• INPUT MATERIAL
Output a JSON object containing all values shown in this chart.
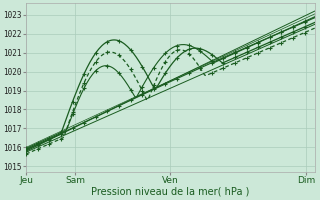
{
  "xlabel": "Pression niveau de la mer( hPa )",
  "bg_color": "#cce8d8",
  "grid_color": "#aaccbb",
  "line_color_dark": "#1a5c20",
  "line_color_mid": "#2a7a30",
  "yticks": [
    1015,
    1016,
    1017,
    1018,
    1019,
    1020,
    1021,
    1022,
    1023
  ],
  "xtick_labels": [
    "Jeu",
    "Sam",
    "Ven",
    "Dim"
  ],
  "xtick_positions": [
    0.0,
    0.17,
    0.5,
    0.97
  ],
  "ylim": [
    1014.7,
    1023.6
  ],
  "xlim": [
    0.0,
    1.0
  ]
}
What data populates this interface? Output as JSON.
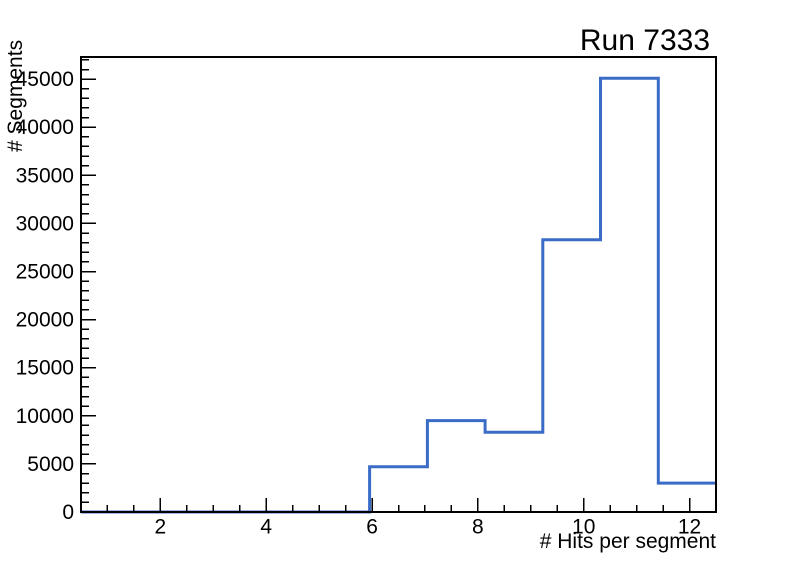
{
  "page": {
    "background": "#ffffff"
  },
  "chart_data": {
    "type": "bar",
    "subtype": "step-histogram",
    "title": "Run 7333",
    "xlabel": "# Hits per segment",
    "ylabel": "# Segments",
    "xlim": [
      0.5,
      12.5
    ],
    "ylim": [
      0,
      47300
    ],
    "x_major_ticks": [
      2,
      4,
      6,
      8,
      10,
      12
    ],
    "x_minor_tick_step": 0.5,
    "y_major_ticks": [
      0,
      5000,
      10000,
      15000,
      20000,
      25000,
      30000,
      35000,
      40000,
      45000
    ],
    "y_minor_tick_step": 1000,
    "bin_edges": [
      0.5,
      1.5909,
      2.6818,
      3.7727,
      4.8636,
      5.9545,
      7.0455,
      8.1364,
      9.2273,
      10.3182,
      11.4091,
      12.5
    ],
    "values": [
      0,
      0,
      0,
      0,
      0,
      4700,
      9500,
      8300,
      28300,
      45100,
      3000
    ],
    "line_color": "#3A6BC6",
    "axis_color": "#000000",
    "text_color": "#000000",
    "grid": false,
    "legend": false
  }
}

• TASK TO COMPLETE
Working from the material above, transcribe it exactly while omitting pictures.

• EXERCISE RESULT
Output a JSON object containing all values shown in this chart.
{
  "xlabel": "Pression niveau de la mer( hPa )",
  "bg_color": "#cce8d8",
  "grid_color": "#aaccbb",
  "line_color_dark": "#1a5c20",
  "line_color_mid": "#2a7a30",
  "yticks": [
    1015,
    1016,
    1017,
    1018,
    1019,
    1020,
    1021,
    1022,
    1023
  ],
  "xtick_labels": [
    "Jeu",
    "Sam",
    "Ven",
    "Dim"
  ],
  "xtick_positions": [
    0.0,
    0.17,
    0.5,
    0.97
  ],
  "ylim": [
    1014.7,
    1023.6
  ],
  "xlim": [
    0.0,
    1.0
  ]
}
What data populates this interface? Output as JSON.
{
  "page": {
    "background": "#ffffff"
  },
  "chart_data": {
    "type": "bar",
    "subtype": "step-histogram",
    "title": "Run 7333",
    "xlabel": "# Hits per segment",
    "ylabel": "# Segments",
    "xlim": [
      0.5,
      12.5
    ],
    "ylim": [
      0,
      47300
    ],
    "x_major_ticks": [
      2,
      4,
      6,
      8,
      10,
      12
    ],
    "x_minor_tick_step": 0.5,
    "y_major_ticks": [
      0,
      5000,
      10000,
      15000,
      20000,
      25000,
      30000,
      35000,
      40000,
      45000
    ],
    "y_minor_tick_step": 1000,
    "bin_edges": [
      0.5,
      1.5909,
      2.6818,
      3.7727,
      4.8636,
      5.9545,
      7.0455,
      8.1364,
      9.2273,
      10.3182,
      11.4091,
      12.5
    ],
    "values": [
      0,
      0,
      0,
      0,
      0,
      4700,
      9500,
      8300,
      28300,
      45100,
      3000
    ],
    "line_color": "#3A6BC6",
    "axis_color": "#000000",
    "text_color": "#000000",
    "grid": false,
    "legend": false
  }
}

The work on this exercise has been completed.